• _Exercise_
Write the data out again in full, with no departure from the original.

##### Provided entries #####

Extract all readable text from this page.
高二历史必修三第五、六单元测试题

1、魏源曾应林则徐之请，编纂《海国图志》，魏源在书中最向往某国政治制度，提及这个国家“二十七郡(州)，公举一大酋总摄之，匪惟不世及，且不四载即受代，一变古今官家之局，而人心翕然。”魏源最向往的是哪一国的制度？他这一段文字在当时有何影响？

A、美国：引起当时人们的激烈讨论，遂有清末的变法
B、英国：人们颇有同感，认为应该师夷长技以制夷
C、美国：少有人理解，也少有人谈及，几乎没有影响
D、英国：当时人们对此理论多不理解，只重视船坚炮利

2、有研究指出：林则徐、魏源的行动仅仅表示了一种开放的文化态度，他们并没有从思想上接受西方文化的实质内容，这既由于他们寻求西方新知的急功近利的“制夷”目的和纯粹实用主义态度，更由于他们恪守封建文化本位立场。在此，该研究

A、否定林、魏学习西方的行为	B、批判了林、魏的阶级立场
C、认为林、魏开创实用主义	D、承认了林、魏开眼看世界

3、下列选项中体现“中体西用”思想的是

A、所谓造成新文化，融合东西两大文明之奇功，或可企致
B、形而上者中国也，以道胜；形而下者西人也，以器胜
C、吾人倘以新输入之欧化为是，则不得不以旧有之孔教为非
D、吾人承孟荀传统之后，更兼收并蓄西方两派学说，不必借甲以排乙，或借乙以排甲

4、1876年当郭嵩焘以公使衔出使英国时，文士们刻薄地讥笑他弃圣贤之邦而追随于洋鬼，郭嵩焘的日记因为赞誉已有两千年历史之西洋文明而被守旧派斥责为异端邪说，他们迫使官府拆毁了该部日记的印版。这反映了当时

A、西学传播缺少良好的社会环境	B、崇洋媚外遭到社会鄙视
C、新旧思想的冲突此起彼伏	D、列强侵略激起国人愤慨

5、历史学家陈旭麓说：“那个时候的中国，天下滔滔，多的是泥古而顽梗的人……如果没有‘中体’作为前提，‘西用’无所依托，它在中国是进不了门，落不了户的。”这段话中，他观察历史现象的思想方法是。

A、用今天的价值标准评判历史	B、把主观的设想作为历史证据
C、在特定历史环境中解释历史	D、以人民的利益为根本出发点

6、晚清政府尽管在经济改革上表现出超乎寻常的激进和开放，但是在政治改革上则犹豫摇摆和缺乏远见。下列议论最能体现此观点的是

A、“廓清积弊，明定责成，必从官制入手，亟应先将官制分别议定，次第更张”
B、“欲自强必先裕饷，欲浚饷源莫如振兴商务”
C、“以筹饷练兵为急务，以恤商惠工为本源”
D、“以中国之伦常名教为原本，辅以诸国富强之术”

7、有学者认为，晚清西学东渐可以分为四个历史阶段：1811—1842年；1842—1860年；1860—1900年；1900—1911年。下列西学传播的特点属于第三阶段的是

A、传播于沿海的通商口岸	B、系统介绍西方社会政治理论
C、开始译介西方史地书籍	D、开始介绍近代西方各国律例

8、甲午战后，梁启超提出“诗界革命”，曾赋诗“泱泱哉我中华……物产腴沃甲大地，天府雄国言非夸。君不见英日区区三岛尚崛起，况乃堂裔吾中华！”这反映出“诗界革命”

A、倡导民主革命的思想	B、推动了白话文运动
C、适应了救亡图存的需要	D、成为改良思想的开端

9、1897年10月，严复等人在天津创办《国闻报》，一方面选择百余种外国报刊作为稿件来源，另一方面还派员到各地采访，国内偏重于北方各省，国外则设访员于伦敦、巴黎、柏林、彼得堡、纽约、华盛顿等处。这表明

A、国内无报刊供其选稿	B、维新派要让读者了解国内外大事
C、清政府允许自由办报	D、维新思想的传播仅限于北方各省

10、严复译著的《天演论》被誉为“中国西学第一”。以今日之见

#####

• _Answer to the problem_
Extract all readable text from this page.
高二历史必修三第五、六单元测试题

1、魏源曾应林则徐之请，编纂《海国图志》，魏源在书中最向往某国政治制度，提及这个国家“二十七郡(州)，公举一大酋总摄之，匪惟不世及，且不四载即受代，一变古今官家之局，而人心翕然。”魏源最向往的是哪一国的制度？他这一段文字在当时有何影响？

A、美国：引起当时人们的激烈讨论，遂有清末的变法
B、英国：人们颇有同感，认为应该师夷长技以制夷
C、美国：少有人理解，也少有人谈及，几乎没有影响
D、英国：当时人们对此理论多不理解，只重视船坚炮利

2、有研究指出：林则徐、魏源的行动仅仅表示了一种开放的文化态度，他们并没有从思想上接受西方文化的实质内容，这既由于他们寻求西方新知的急功近利的“制夷”目的和纯粹实用主义态度，更由于他们恪守封建文化本位立场。在此，该研究

A、否定林、魏学习西方的行为	B、批判了林、魏的阶级立场
C、认为林、魏开创实用主义	D、承认了林、魏开眼看世界

3、下列选项中体现“中体西用”思想的是

A、所谓造成新文化，融合东西两大文明之奇功，或可企致
B、形而上者中国也，以道胜；形而下者西人也，以器胜
C、吾人倘以新输入之欧化为是，则不得不以旧有之孔教为非
D、吾人承孟荀传统之后，更兼收并蓄西方两派学说，不必借甲以排乙，或借乙以排甲

4、1876年当郭嵩焘以公使衔出使英国时，文士们刻薄地讥笑他弃圣贤之邦而追随于洋鬼，郭嵩焘的日记因为赞誉已有两千年历史之西洋文明而被守旧派斥责为异端邪说，他们迫使官府拆毁了该部日记的印版。这反映了当时

A、西学传播缺少良好的社会环境	B、崇洋媚外遭到社会鄙视
C、新旧思想的冲突此起彼伏	D、列强侵略激起国人愤慨

5、历史学家陈旭麓说：“那个时候的中国，天下滔滔，多的是泥古而顽梗的人……如果没有‘中体’作为前提，‘西用’无所依托，它在中国是进不了门，落不了户的。”这段话中，他观察历史现象的思想方法是。

A、用今天的价值标准评判历史	B、把主观的设想作为历史证据
C、在特定历史环境中解释历史	D、以人民的利益为根本出发点

6、晚清政府尽管在经济改革上表现出超乎寻常的激进和开放，但是在政治改革上则犹豫摇摆和缺乏远见。下列议论最能体现此观点的是

A、“廓清积弊，明定责成，必从官制入手，亟应先将官制分别议定，次第更张”
B、“欲自强必先裕饷，欲浚饷源莫如振兴商务”
C、“以筹饷练兵为急务，以恤商惠工为本源”
D、“以中国之伦常名教为原本，辅以诸国富强之术”

7、有学者认为，晚清西学东渐可以分为四个历史阶段：1811—1842年；1842—1860年；1860—1900年；1900—1911年。下列西学传播的特点属于第三阶段的是

A、传播于沿海的通商口岸	B、系统介绍西方社会政治理论
C、开始译介西方史地书籍	D、开始介绍近代西方各国律例

8、甲午战后，梁启超提出“诗界革命”，曾赋诗“泱泱哉我中华……物产腴沃甲大地，天府雄国言非夸。君不见英日区区三岛尚崛起，况乃堂裔吾中华！”这反映出“诗界革命”

A、倡导民主革命的思想	B、推动了白话文运动
C、适应了救亡图存的需要	D、成为改良思想的开端

9、1897年10月，严复等人在天津创办《国闻报》，一方面选择百余种外国报刊作为稿件来源，另一方面还派员到各地采访，国内偏重于北方各省，国外则设访员于伦敦、巴黎、柏林、彼得堡、纽约、华盛顿等处。这表明

A、国内无报刊供其选稿	B、维新派要让读者了解国内外大事
C、清政府允许自由办报	D、维新思想的传播仅限于北方各省

10、严复译著的《天演论》被誉为“中国西学第一”。以今日之见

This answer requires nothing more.